◆ **What the task requires**
Only the pictures stay out; every record is to be quoted exactly.

[Data entries]
--- --- ---
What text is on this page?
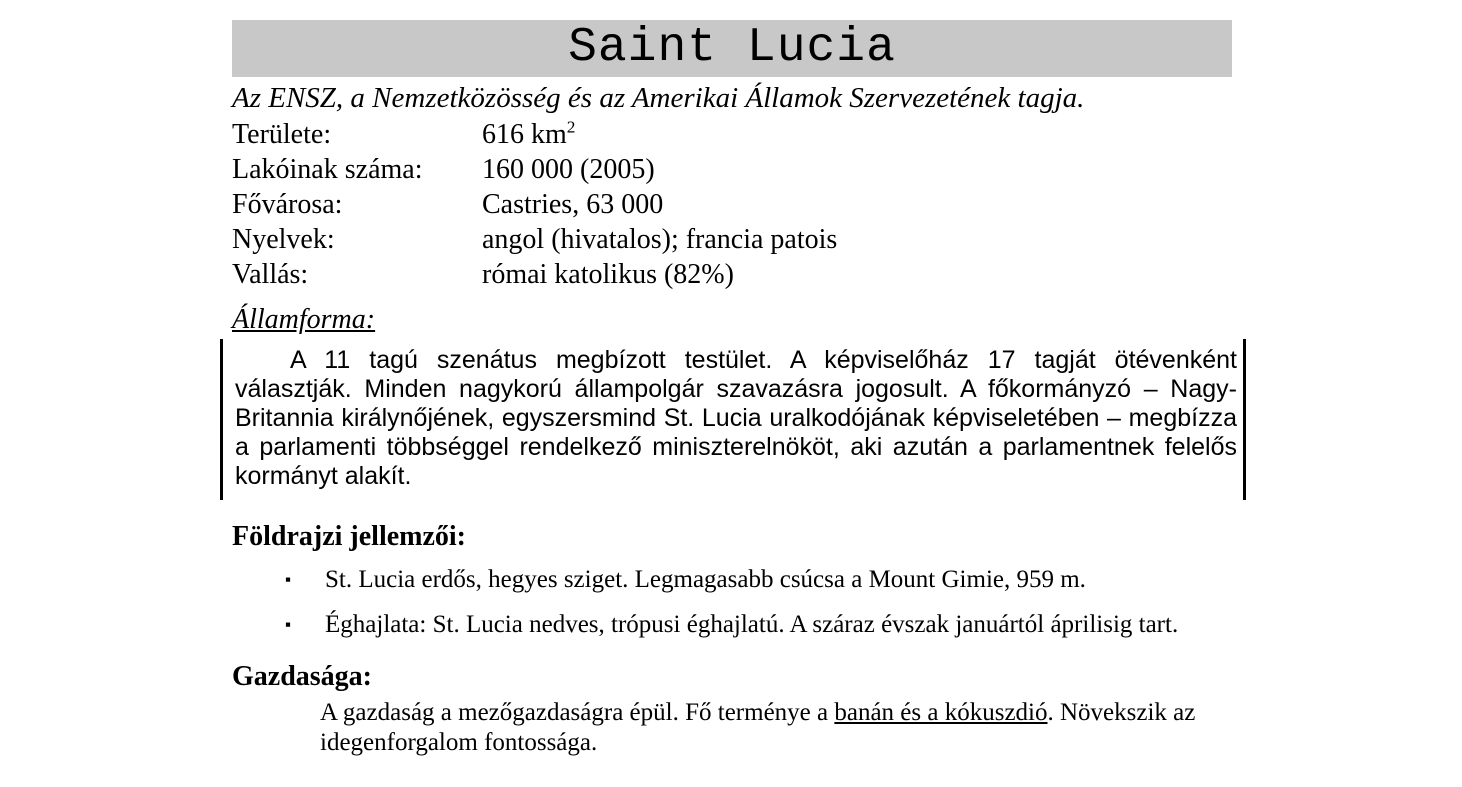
Saint Lucia

Az ENSZ, a Nemzetközösség és az Amerikai Államok Szervezetének tagja.

Területe:	616 $km^2$
Lakóinak száma:	160 000 (2005)
Fővárosa:	Castries, 63 000
Nyelvek:	angol (hivatalos); francia patois
Vallás:	római katolikus (82%)
Államforma:

A 11 tagú szenátus megbízott testület. A képviselőház 17 tagját ötévenként választják. Minden nagykorú állampolgár szavazásra jogosult. A főkormányzó – Nagy-Britannia királynőjének, egyszersmind St. Lucia uralkodójának képviseletében – megbízza a parlamenti többséggel rendelkező miniszterelnököt, aki azután a parlamentnek felelős kormányt alakít.

Földrajzi jellemzői:
▪	St. Lucia erdős, hegyes sziget. Legmagasabb csúcsa a Mount Gimie, 959 m.
▪	Éghajlata: St. Lucia nedves, trópusi éghajlatú. A száraz évszak januártól áprilisig tart.
Gazdasága:

A gazdaság a mezőgazdaságra épül. Fő terménye a banán és a kókuszdió. Növekszik az idegenforgalom fontossága.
--- --- ---
◆ **Output of the exercise**
What text is on this page?
Saint Lucia

Az ENSZ, a Nemzetközösség és az Amerikai Államok Szervezetének tagja.

Területe:	616 $km^2$
Lakóinak száma:	160 000 (2005)
Fővárosa:	Castries, 63 000
Nyelvek:	angol (hivatalos); francia patois
Vallás:	római katolikus (82%)
Államforma:

A 11 tagú szenátus megbízott testület. A képviselőház 17 tagját ötévenként választják. Minden nagykorú állampolgár szavazásra jogosult. A főkormányzó – Nagy-Britannia királynőjének, egyszersmind St. Lucia uralkodójának képviseletében – megbízza a parlamenti többséggel rendelkező miniszterelnököt, aki azután a parlamentnek felelős kormányt alakít.

Földrajzi jellemzői:
▪	St. Lucia erdős, hegyes sziget. Legmagasabb csúcsa a Mount Gimie, 959 m.
▪	Éghajlata: St. Lucia nedves, trópusi éghajlatú. A száraz évszak januártól áprilisig tart.
Gazdasága:

A gazdaság a mezőgazdaságra épül. Fő terménye a banán és a kókuszdió. Növekszik az idegenforgalom fontossága.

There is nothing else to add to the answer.